--- Start of DOCUMENT PASSAGE ---

Arguably, the factors suggested above could be used in cases like Diamond. As was indicated in section 2.2 above, the Court in the Diamond decision indicated that there appears to be two approaches to determine whether licences qualify as property for the purposes of section 25. However, the Court found it unnecessary to decide on an appropriate approach that could be followed. Therefore, in view of the analysis in this section, I suggest an approach to decide whether licences such as diamond licences (or any new categories of interest) are property for constitutional purposes below.

 

4 Conclusion: A proposed approach

From the analysis above, it is evident that there are no clear guidelines for deciding the property question, particularly when the Court is faced with deciding whether licences or new categories of interests in property should be considered as property for constitutional purposes. I suggest that to determine whether licences are property for constitutional purposes, a court should first consider the constitutional interpretive context explained above.156 The Court should highlight the tensions that characterise the constitutional and legal function and character of section 25, between the protection of individual property rights and the promotion of public interest in the regulation of the use and the enjoyment of the property. This can be done by considering subsections 25(4) to (9) of the Constitution that highlight the need to redress one of the enduring legacies of racial discrimination in the past, which is the grossly unequal distribution of land in South Africa.157 In this regard, an awareness of the South African history regarding land and the mineral resources which were in the "hands of the 13 percent of the population" would be another aspect to consider.158 The economic power that white South Africans had concerning mineral resources and the consideration of the history of black South Africans who were unable to benefit from the exploitation of mineral resources because of landlessness must be considered.159 Moreover, the manner in which the state is dealing with the facilitation of equitable access to opportunities in the mining industry to address economic inequality should also be considered. For instance, the object of the Diamond Act 56 of 1986 (hereafter the Diamond Act), which is to control the possession, purchase, sale, processing, local beneficiation and export of diamonds could be borne in mind.160 With some of this context in mind, the Court should therefore determine whether diamond licences should be considered property for constitutional purposes. This can be done by considering the factors sourced from the Court in Shoprite and the criteria in Opperman, which Marais, Badenhorst and Young suggest above. Below I briefly indicate how some of the proposed factors above could have been applied in by the Court in the Diamond decision to decide whether diamond licences qualify as property for purposes of section 25.161

Accordingly, it must be established first whether there is a vested and acquired right. For instance, it may need to be determined whether a right in question was acquired and vested in the owner according to the relevant statutory or regulatory requirements. A right to "produce and deal" in diamonds is acquired and vested (upon registration) to the owner in terms of the Mineral and Petroleum Resources Development Act 28 of 2002162and Diamonds Act respectively.163

The second element that may need to be considered is whether a right in question can be definable and identifiable. In Shoprite, Froneman J held that the right to sell liquor is definable and recognisable by persons other than the holder.164 This element is arguably comparable to diamond licences because they allow the holders to produce and deal in diamonds. Therefore, it appears that the right to produce and deal in diamonds can be definable and identifiable by persons other than the holder. This is because the right to produce and deal in diamonds has value; and it is capable of being transferred and is sufficiently permanent, by the reason that the holder is protected against arbitrary revocation by the issuing authority in terms of relevant administrative law.165

The third element is the nature and content of the right. The nature of the right of ownership of diamond licences is a public-law right.166 The content of the right is the entitlement to engage in the business of producing and dealing in diamonds. The objective nature of the right should also be considered. In this regard, the inquiry should focus on the objective commercial value of the right and not its subjective commercial value. This is because the Court has repeatedly indicated that the commercial value of the right is not determinative of whether it is constitutional property. Therefore, diamond licences can be said to have objective commercial value because they allow the holders to produce and sell the diamonds, which could only be performed by such members by being licence holders. Other elements that can be considered are whether a right can be enforced against others in society, the transferability and suspension or termination of such right and whether the right can form an asset in the holder's estate. Concerning the latter element, it is clear that the objective commercial value of the licence can be an asset in the estate because it allows the holders to produce and sell the diamonds.

--- End of DOCUMENT PASSAGE ---

*WHAT YOU ARE ASKED TO DO*:
Which court decisions are named in the passage above on whether diamond licences are constitutional property?

--- Start of SUPPLIED INFORMATION ---

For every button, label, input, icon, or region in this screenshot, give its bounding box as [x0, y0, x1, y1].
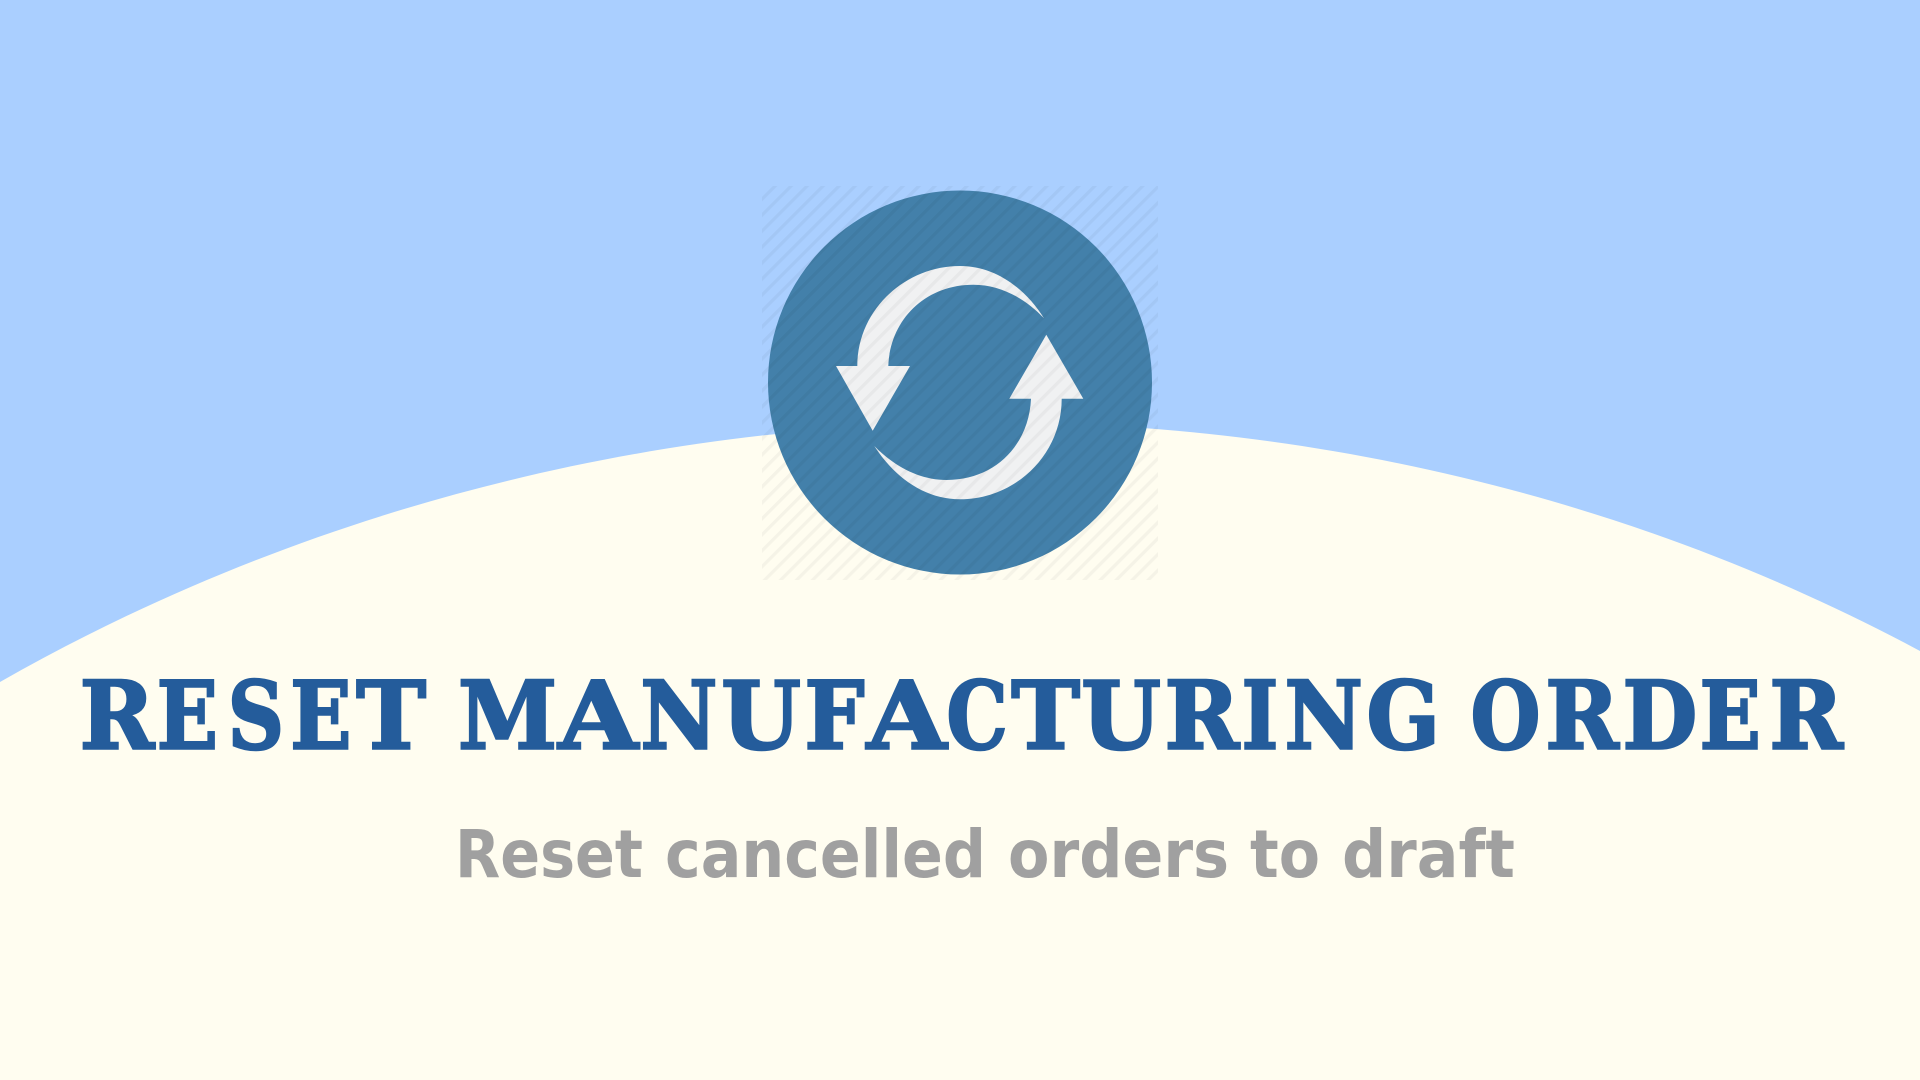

--- End of SUPPLIED INFORMATION ---

*REPLY TO THE TASK*:
Diamond, Shoprite, Opperman